— Work instructions —
Collect all lines from the listing that include the string "demand".

Figure data in JSON
------------------------------------

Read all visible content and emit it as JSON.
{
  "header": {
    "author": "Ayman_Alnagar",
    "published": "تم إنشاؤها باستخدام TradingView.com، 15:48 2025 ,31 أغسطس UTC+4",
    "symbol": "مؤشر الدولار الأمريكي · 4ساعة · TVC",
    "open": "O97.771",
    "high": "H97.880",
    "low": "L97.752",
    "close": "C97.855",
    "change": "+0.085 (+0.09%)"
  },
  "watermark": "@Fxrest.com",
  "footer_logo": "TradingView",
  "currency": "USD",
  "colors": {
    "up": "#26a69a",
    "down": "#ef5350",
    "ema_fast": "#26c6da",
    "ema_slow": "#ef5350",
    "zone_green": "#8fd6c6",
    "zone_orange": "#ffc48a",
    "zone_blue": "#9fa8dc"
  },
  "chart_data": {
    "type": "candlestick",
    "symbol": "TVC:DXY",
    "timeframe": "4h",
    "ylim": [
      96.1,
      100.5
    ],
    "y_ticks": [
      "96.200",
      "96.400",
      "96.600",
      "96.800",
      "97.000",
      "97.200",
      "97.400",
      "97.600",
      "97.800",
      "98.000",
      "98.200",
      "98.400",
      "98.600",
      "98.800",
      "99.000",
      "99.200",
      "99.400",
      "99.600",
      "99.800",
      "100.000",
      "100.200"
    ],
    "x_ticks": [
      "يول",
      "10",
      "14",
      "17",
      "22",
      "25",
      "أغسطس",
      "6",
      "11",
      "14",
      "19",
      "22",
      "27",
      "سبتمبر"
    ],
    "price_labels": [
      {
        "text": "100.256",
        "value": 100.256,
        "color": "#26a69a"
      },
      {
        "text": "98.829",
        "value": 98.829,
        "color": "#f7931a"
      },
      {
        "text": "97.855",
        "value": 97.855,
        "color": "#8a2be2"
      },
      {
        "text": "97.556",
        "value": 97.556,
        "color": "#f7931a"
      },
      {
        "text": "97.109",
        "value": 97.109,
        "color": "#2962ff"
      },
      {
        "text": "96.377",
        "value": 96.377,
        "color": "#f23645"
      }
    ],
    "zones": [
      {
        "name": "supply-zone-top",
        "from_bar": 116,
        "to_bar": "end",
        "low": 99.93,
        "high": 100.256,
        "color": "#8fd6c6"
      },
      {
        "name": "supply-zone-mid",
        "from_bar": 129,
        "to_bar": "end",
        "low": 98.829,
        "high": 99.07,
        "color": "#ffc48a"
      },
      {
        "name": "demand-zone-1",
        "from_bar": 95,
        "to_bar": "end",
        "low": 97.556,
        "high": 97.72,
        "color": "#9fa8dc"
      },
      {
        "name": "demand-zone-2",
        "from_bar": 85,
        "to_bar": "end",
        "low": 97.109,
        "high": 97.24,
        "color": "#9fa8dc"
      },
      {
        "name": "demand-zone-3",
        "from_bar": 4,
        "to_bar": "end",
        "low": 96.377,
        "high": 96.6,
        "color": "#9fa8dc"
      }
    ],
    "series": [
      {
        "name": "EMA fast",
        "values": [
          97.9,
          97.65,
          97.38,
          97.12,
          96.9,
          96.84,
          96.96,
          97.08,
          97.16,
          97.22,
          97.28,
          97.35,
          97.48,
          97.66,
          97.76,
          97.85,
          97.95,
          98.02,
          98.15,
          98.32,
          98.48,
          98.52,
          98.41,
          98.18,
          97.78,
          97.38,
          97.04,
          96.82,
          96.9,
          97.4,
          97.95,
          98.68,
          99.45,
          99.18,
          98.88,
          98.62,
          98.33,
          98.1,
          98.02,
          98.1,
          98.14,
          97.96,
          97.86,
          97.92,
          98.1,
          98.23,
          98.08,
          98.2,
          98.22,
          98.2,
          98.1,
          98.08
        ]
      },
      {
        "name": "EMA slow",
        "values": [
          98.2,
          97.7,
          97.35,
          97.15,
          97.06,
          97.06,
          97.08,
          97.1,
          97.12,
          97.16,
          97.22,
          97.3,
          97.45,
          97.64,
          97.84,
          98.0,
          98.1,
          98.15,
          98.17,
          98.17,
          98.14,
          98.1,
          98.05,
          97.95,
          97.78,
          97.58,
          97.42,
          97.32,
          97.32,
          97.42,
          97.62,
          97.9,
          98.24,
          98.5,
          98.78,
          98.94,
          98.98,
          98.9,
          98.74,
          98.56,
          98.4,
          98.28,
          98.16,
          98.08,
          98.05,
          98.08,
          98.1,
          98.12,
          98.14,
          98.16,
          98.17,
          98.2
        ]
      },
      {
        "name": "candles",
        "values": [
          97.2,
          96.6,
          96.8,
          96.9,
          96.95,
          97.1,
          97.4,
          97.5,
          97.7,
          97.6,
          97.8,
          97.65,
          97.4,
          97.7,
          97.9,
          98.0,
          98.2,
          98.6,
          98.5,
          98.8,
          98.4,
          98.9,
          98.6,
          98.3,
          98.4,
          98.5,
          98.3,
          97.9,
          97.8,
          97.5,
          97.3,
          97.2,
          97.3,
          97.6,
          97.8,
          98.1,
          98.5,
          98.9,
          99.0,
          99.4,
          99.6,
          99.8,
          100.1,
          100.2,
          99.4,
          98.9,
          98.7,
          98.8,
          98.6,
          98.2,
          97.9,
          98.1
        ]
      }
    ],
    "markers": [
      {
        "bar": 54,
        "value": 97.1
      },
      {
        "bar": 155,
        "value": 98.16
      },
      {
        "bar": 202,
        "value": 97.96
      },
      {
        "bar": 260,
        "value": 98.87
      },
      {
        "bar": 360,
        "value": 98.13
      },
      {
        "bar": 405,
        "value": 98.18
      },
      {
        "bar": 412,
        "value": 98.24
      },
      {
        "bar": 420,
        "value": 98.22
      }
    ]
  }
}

------------------------------------

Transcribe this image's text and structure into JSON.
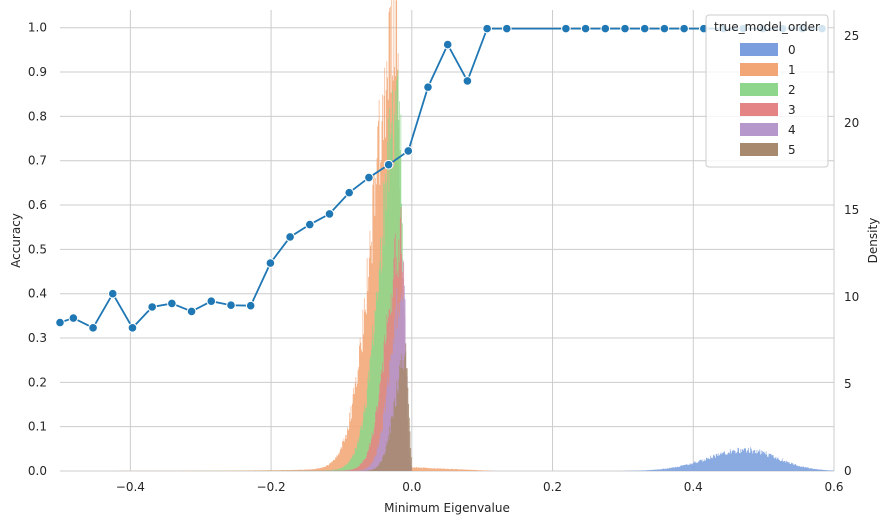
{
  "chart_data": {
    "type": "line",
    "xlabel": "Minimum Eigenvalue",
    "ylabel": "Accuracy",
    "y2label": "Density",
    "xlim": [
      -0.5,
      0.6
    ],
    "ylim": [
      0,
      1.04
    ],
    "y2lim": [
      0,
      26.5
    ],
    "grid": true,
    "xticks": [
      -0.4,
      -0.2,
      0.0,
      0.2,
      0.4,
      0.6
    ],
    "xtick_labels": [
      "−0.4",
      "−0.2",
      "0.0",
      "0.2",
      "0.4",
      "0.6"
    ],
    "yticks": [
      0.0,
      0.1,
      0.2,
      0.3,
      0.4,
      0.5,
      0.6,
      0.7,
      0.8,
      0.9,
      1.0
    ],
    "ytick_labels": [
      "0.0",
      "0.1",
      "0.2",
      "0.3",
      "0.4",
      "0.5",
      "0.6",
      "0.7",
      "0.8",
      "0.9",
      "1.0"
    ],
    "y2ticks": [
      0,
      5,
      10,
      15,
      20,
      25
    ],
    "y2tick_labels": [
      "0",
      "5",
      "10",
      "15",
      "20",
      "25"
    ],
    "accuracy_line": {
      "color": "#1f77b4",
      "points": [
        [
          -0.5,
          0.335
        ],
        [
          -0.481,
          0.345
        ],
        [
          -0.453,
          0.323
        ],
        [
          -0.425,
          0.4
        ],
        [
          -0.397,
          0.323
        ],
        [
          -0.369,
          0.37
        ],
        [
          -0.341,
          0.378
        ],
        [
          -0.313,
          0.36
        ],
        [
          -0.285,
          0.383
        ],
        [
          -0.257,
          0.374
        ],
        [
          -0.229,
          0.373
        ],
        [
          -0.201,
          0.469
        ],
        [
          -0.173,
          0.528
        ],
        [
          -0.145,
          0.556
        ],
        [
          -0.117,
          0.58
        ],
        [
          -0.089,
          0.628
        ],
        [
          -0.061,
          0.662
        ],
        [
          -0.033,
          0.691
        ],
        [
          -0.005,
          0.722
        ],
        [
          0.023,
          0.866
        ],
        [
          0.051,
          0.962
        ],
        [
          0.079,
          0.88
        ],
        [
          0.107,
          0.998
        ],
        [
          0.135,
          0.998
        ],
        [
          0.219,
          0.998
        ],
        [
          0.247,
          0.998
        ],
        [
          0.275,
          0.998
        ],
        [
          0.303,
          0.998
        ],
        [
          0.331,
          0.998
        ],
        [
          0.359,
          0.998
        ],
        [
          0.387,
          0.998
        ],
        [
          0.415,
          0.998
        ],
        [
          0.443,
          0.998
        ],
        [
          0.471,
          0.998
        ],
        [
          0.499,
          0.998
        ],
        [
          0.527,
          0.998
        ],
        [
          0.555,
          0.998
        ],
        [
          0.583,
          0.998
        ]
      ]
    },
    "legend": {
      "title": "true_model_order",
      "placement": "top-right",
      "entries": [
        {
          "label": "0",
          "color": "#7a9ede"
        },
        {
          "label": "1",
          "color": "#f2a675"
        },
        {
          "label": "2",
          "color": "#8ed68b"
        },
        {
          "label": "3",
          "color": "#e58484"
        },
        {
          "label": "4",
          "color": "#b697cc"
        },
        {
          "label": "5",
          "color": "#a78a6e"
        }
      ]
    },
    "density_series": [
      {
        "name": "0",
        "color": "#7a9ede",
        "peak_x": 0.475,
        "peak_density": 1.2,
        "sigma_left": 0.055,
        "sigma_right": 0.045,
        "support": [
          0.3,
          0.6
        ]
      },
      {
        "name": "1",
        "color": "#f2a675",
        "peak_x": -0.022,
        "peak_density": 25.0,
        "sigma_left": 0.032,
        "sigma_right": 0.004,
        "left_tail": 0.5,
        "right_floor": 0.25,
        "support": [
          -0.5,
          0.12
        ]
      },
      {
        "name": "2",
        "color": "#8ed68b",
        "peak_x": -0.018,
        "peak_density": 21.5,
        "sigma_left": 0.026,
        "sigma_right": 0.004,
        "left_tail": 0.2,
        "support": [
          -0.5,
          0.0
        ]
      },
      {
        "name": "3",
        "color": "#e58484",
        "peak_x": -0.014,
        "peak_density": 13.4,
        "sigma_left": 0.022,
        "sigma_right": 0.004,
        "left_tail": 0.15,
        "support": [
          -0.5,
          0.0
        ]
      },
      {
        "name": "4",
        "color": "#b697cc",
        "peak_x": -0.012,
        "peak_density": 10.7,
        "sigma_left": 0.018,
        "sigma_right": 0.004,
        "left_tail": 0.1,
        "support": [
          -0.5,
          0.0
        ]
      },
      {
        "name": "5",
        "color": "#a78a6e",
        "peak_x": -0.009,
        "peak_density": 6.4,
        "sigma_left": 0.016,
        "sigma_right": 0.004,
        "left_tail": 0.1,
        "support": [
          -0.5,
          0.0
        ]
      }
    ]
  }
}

------------------------------------

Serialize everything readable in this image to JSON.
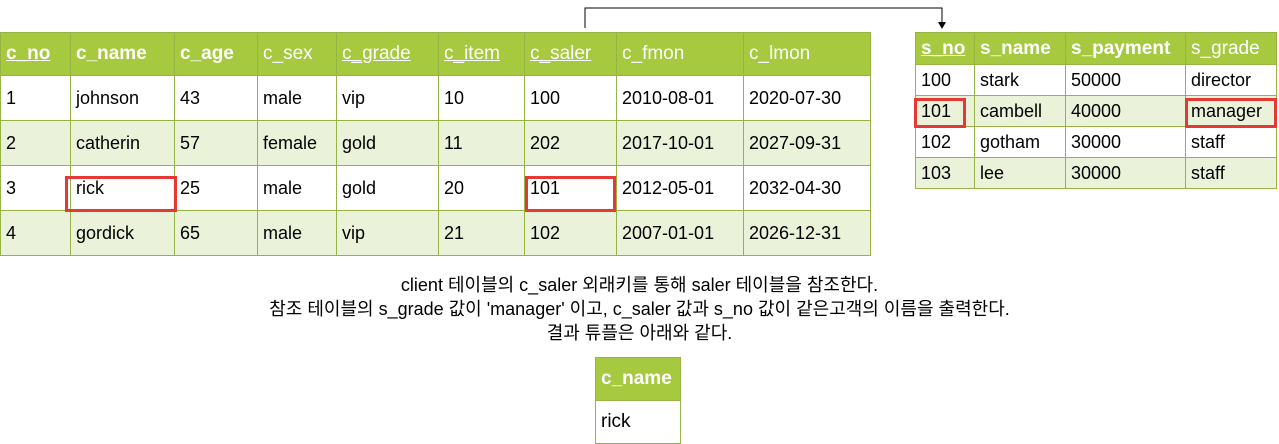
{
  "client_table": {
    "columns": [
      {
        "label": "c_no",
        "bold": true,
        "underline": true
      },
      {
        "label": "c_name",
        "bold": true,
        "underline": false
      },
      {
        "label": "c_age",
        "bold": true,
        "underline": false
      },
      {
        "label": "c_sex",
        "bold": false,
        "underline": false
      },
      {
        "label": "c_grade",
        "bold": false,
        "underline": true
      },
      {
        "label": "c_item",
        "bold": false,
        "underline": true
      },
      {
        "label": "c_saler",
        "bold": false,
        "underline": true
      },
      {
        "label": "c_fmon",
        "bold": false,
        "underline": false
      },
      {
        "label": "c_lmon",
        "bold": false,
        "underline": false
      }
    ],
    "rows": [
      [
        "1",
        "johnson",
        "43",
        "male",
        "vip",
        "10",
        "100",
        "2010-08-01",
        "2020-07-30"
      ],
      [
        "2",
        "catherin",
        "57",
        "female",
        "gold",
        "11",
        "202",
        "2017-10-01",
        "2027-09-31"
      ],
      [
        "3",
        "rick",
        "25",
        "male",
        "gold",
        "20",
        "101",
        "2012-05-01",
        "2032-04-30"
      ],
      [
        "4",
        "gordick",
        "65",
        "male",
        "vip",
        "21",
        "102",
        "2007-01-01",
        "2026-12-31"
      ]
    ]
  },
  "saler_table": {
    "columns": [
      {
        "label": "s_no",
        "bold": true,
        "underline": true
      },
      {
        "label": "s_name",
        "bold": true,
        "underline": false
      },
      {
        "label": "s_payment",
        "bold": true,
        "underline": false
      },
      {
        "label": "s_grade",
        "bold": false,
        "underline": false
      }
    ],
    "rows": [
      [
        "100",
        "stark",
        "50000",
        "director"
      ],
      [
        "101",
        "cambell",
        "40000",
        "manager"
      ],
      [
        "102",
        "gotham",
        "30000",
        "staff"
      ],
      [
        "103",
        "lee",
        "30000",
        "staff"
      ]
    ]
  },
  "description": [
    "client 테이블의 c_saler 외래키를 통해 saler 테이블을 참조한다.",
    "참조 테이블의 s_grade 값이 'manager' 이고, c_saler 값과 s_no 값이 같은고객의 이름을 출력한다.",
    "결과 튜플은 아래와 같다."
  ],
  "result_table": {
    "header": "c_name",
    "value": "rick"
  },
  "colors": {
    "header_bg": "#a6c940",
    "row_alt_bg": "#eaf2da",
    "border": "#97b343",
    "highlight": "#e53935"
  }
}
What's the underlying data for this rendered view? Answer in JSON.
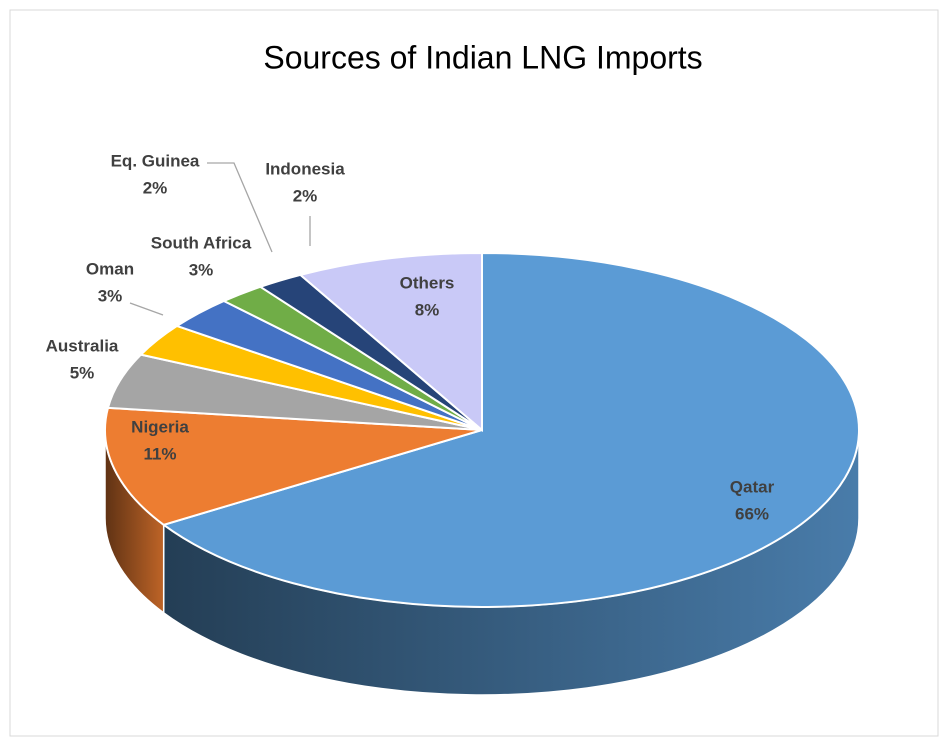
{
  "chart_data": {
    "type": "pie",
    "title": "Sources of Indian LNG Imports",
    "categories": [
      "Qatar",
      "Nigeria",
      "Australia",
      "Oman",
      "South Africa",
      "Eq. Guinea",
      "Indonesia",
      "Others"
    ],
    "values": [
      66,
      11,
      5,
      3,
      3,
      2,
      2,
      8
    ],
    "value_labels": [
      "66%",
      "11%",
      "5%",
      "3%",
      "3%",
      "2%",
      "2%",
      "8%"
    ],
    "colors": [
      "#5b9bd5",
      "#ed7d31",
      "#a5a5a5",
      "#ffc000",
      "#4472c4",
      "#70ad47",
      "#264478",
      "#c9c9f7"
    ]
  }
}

------------------------------------

— Answer to the task —
        "name": "demand-zone-1",
        "name": "demand-zone-2",
        "name": "demand-zone-3",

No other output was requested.